==== FRAGMENTO SELECCIONADO
La determinación de Messi de quedarse en el Barcelona resignifica el concepto de libertad en el engranaje ultra capitalista del fútbol. Ni siquiera el mejor jugador del mundo, que además mejoró al club como nunca, puede definir su futuro inmediato. Una claúsula de 700 millones de euros fueron el límite para su primera aventura fuera de su ámbito natural. El posible litigio sirvió para dar marcha atrás y continuar obligado una temporada más en Cataluña.

También nos remitió a otra situación mucho más cara sentimentalmente para los argentinos. El crack ya sabe lo que es decir adiós y después tener que revisar su determinación. Luego de la tercera final perdida en Estados Unidos en el 2016, puso punto final a su aventura en el equipo de todos. Ante numerosos micrófonos agregó que sentía que no “servía para esto”. “Esto” sería jugar al fútbol. Messi, en el momento de mayor tristeza por no poder ganar un título con la Selección Argentina, reconocía ante el mundo que no servía para jugar al fútbol.

Seguramente en su impulso por evadir la realidad, habrá pesado también el estigma de no poder conseguir con el equipo nacional lo que sí lograba en España. Le dolía no ser reconocido en su propio país, que a su vez no lo sentía como propio.

Los años luego pasaron, terribles, malvados, y también sintió que aquel infierno tan temido le llegó en su experiencia en Barcelona. No ocurrió de repente. Ni siquiera está relacionado solamente con los elocuentes fracasos europeos. Las derrotas ignominiosas frente a la Roma, Liverpool y Bayern erosionaron su gen competitivo. El fútbol de clubes de la Champions puede ser implacable y desnudar a cualquier rey.

Lionel se fue dando cuenta que ya no pertencía a un proyecto competitivo. Tampoco se sintió valorado en algunas determinaciones fuera del campo de juego. No pudo evitar que lo despidieran a Valverde, no lo consultaron por Quique Setién y tampoco por el arribo de Ronald Koeman. El universo culé dejó de girar en torno a él. Incluso pidió a gritos por el regreso de su amigo Neymar. Con el brasilero había ganado su última Champions en el 2015.
========
* **TAREA A**:
Copia textualmente del fragmento sobre Messi el tramo que empieza en "Los años luego" y termina en "a cualquier rey.".
* **TAREA B**:
Según el fragmento sobre Messi, ¿con quién había ganado su última Champions en 2015?
==== MATERIAL PROPORCIONADO
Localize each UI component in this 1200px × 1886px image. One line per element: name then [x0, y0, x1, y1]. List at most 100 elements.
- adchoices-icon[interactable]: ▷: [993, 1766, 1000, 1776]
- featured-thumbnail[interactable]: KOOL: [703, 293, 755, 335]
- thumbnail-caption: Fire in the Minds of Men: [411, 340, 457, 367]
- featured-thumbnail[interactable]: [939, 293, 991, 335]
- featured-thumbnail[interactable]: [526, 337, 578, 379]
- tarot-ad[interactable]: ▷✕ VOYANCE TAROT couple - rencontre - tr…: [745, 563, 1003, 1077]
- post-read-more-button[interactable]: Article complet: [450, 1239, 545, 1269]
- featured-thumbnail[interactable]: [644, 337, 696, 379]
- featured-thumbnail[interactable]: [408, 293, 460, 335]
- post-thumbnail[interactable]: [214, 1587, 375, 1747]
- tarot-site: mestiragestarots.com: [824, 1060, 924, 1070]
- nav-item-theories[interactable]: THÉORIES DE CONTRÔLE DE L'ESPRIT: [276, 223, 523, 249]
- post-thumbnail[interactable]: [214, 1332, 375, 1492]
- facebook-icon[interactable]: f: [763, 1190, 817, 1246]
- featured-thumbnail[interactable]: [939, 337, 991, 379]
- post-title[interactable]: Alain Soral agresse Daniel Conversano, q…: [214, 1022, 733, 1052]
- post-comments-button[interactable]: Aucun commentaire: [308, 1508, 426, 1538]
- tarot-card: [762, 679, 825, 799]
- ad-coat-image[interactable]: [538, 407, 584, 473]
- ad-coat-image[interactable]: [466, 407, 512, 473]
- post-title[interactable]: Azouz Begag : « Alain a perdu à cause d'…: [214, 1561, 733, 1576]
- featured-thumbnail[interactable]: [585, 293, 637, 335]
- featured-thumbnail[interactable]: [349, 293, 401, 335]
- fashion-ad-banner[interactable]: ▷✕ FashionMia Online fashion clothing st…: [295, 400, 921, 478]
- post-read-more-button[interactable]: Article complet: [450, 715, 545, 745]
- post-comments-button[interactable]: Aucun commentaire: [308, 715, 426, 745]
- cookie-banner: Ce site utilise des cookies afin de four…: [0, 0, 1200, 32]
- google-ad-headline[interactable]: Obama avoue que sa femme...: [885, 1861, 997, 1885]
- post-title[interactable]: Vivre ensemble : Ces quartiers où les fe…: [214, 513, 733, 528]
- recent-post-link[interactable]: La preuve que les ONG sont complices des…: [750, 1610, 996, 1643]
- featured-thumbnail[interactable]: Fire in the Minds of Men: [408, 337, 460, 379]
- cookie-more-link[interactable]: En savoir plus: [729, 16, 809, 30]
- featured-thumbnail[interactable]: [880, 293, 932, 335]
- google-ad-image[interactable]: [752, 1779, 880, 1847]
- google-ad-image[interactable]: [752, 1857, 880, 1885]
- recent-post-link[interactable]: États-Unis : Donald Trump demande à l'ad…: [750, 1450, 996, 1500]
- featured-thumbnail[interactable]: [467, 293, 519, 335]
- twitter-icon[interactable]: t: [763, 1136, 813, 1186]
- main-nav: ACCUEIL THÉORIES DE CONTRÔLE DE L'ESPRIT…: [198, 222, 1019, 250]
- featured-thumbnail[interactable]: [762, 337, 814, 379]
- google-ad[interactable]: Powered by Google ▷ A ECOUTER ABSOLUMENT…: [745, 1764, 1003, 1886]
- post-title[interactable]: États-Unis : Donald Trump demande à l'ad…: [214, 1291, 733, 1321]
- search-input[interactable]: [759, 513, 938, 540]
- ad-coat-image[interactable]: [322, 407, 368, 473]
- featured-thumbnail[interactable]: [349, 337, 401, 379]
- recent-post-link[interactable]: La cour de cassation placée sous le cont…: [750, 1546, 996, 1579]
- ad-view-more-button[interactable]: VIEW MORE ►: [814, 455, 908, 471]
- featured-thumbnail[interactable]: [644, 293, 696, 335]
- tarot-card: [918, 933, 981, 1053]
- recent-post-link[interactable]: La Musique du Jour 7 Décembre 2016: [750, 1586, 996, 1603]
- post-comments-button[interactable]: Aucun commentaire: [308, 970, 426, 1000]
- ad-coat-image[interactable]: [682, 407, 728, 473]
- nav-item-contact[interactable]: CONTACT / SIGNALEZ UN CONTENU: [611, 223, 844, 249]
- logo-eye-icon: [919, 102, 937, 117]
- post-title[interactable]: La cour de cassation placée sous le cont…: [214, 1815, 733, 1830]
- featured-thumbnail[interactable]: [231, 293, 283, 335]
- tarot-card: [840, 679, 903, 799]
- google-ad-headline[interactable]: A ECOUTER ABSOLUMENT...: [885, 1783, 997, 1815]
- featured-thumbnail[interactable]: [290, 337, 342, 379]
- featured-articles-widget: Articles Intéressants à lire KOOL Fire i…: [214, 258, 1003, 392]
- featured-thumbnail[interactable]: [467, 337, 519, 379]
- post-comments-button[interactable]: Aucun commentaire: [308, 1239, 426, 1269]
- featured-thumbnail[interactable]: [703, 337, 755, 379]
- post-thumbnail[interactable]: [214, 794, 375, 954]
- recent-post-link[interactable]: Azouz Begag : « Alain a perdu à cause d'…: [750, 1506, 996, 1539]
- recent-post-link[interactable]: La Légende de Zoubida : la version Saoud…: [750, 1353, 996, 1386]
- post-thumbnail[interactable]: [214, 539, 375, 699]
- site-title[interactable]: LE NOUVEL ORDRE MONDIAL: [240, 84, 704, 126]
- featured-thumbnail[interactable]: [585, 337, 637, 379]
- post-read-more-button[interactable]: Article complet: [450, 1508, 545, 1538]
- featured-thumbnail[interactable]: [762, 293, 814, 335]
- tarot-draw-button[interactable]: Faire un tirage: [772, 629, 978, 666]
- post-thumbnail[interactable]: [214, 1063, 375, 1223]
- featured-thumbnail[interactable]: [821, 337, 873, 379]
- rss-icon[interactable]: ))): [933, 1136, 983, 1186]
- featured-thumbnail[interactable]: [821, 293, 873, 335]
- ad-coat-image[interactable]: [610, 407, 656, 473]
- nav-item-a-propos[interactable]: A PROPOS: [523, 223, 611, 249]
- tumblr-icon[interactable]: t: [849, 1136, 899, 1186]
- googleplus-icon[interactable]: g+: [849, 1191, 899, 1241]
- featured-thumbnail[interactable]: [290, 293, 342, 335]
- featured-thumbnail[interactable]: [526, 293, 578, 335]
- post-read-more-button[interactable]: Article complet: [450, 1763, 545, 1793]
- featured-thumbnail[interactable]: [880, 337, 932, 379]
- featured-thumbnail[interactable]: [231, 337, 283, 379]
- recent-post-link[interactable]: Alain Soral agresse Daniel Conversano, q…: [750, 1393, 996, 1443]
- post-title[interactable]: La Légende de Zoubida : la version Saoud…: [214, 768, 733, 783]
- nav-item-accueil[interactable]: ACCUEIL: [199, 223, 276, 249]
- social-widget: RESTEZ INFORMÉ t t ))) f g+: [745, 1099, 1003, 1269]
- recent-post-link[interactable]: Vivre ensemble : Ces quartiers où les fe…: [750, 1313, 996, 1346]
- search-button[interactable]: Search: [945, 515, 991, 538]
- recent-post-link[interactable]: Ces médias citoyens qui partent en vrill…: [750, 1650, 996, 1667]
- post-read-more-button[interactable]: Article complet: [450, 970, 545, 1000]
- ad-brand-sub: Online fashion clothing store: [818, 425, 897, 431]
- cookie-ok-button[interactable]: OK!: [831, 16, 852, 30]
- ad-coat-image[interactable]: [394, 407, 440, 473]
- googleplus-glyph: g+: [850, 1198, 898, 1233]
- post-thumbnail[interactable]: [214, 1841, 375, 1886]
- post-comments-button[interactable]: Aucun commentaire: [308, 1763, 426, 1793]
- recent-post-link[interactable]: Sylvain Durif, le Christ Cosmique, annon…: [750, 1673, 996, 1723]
========
* **SOLUCIÓN A**:
Los años luego pasaron, terribles, malvados, y también sintió que aquel infierno tan temido le llegó en su experiencia en Barcelona. No ocurrió de repente. Ni siquiera está relacionado solamente con los elocuentes fracasos europeos. Las derrotas ignominiosas frente a la Roma, Liverpool y Bayern erosionaron su gen competitivo. El fútbol de clubes de la Champions puede ser implacable y desnudar a cualquier rey.

* **SOLUCIÓN B**:
Con su amigo Neymar.